START Data for processing

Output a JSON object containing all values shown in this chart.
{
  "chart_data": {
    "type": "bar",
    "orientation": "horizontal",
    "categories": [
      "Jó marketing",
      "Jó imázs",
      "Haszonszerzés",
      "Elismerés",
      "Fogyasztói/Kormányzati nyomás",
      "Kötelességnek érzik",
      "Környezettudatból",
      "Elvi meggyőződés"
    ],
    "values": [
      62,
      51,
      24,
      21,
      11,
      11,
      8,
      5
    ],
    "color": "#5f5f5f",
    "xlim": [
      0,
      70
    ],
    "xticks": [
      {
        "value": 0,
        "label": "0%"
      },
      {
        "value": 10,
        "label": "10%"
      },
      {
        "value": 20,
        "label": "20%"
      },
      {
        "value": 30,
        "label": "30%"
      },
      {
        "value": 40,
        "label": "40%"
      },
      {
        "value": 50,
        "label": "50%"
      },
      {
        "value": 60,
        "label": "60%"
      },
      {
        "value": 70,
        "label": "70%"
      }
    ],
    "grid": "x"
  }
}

END Data for processing

Task prompt: Return every line of the preceding records in which the word "values" appears.

Written reply:
Output a JSON object containing all values shown in this chart.
    "values": [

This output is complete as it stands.